[Data listing]
Begin
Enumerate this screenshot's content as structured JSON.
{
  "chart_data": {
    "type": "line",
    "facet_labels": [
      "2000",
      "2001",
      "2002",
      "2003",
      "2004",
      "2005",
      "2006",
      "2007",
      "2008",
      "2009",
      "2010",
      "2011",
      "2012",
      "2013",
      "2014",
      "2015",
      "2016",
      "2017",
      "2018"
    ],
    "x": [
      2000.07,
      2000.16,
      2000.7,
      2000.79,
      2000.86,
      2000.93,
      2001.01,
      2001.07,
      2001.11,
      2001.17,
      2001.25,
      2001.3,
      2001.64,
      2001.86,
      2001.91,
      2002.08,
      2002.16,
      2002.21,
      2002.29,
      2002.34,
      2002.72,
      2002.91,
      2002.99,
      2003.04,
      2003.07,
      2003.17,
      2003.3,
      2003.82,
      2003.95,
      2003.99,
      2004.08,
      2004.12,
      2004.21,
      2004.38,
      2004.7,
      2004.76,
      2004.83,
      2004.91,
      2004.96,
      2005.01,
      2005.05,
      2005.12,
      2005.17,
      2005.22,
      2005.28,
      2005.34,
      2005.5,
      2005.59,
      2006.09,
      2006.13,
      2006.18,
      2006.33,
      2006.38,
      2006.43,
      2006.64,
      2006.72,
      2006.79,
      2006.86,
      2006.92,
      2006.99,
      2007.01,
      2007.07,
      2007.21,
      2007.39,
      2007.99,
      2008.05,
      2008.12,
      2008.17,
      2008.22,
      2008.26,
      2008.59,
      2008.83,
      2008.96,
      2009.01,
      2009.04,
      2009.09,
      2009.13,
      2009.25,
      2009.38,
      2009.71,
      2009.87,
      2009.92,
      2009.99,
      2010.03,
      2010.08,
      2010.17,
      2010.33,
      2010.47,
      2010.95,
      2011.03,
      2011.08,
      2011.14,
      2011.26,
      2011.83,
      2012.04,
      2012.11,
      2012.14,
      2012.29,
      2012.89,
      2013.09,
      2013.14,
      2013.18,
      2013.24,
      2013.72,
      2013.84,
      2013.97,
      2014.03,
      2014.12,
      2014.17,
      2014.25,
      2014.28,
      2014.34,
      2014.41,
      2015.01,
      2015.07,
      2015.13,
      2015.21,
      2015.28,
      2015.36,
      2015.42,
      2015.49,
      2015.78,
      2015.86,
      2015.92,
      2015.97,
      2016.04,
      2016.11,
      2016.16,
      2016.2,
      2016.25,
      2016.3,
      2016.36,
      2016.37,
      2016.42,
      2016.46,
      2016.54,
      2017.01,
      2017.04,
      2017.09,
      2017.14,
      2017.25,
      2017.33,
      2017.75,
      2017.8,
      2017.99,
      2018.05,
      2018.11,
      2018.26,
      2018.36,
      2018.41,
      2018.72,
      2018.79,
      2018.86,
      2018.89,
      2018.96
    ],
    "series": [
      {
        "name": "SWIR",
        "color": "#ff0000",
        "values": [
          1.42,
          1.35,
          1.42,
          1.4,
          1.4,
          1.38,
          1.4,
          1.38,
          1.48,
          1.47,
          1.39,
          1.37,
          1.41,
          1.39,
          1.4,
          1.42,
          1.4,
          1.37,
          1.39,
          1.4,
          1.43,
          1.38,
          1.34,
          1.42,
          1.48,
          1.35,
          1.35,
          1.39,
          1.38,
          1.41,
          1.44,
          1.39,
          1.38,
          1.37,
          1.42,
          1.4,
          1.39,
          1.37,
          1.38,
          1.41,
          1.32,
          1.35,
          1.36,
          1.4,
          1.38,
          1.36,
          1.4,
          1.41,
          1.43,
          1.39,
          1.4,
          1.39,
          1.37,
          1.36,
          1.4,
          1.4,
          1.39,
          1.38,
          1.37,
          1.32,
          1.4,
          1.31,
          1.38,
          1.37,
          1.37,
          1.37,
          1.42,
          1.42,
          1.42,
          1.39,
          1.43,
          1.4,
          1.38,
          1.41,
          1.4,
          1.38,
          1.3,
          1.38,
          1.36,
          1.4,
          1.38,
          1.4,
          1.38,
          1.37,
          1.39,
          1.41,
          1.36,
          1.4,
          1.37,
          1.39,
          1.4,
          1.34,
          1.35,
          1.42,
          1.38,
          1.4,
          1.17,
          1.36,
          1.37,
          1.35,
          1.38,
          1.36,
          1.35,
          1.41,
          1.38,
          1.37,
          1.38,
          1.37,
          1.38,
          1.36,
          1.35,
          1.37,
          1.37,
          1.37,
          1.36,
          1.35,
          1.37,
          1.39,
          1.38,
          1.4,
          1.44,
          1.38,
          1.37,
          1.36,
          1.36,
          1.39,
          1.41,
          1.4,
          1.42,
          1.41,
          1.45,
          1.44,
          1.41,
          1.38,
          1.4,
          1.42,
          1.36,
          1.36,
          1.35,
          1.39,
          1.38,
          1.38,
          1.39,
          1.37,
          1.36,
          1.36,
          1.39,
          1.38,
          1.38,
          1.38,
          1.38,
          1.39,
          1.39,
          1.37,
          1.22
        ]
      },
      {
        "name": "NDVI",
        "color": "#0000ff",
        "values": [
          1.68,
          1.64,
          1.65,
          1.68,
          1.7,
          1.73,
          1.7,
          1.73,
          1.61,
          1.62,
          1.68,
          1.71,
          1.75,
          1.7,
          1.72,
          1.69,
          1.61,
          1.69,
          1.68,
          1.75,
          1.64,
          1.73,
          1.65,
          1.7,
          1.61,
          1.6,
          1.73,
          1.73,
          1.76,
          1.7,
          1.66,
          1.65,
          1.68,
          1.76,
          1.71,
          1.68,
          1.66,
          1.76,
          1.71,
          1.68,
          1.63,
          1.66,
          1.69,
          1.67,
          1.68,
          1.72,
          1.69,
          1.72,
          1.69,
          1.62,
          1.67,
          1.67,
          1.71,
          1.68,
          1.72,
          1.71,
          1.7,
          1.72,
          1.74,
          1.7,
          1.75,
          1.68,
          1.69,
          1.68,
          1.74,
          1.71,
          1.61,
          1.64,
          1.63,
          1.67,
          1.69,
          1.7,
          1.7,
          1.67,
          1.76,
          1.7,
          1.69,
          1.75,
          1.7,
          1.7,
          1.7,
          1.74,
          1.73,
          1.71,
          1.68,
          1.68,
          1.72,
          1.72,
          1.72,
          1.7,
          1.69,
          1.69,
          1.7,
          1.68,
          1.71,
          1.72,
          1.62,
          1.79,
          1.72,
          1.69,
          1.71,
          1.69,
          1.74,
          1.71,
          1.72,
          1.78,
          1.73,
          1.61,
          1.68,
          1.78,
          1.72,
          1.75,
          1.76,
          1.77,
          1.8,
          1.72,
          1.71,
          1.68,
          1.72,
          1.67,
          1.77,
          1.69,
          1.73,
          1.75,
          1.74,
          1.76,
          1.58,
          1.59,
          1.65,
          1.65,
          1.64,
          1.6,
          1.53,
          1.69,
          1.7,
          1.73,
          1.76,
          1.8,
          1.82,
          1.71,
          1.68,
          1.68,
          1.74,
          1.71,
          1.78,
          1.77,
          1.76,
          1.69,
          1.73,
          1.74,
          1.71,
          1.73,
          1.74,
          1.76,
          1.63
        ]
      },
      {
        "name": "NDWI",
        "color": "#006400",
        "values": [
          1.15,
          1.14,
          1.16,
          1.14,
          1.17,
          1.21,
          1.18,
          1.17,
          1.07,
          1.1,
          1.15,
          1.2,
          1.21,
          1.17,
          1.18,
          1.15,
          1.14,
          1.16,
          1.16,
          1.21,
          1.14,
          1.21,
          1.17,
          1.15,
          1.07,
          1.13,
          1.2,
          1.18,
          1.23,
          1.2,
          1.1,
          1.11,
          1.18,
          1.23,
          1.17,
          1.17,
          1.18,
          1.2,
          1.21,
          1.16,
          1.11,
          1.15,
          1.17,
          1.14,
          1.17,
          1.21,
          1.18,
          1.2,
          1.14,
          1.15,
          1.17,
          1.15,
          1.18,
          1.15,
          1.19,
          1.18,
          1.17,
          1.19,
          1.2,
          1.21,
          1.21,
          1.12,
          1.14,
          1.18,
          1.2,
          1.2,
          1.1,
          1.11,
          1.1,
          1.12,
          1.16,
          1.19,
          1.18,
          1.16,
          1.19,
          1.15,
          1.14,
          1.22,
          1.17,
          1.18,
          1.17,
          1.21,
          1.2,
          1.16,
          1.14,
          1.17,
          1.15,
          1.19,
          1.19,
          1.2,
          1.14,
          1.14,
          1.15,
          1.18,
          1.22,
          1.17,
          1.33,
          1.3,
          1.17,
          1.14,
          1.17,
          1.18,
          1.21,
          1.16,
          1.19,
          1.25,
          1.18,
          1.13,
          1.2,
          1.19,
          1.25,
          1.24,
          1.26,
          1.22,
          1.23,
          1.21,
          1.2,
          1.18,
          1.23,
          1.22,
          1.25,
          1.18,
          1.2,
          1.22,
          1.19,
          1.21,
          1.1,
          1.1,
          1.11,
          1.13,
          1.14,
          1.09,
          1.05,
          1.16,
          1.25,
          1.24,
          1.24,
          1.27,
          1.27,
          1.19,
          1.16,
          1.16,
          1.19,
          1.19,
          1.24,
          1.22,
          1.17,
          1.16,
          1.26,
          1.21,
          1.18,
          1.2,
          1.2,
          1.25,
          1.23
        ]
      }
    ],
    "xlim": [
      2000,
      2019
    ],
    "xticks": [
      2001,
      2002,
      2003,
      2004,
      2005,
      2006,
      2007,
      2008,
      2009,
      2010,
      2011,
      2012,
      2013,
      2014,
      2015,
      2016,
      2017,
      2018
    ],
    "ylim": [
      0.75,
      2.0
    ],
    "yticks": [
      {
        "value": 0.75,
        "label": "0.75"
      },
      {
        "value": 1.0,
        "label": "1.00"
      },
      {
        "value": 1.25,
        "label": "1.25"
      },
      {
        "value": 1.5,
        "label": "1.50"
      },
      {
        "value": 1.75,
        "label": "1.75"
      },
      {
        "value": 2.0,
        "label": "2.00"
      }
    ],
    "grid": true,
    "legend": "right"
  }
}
End
What the task requires: Pick out every line holding the string "color" and return it.

Task output:
        "color": "#ff0000",
        "color": "#0000ff",
        "color": "#006400",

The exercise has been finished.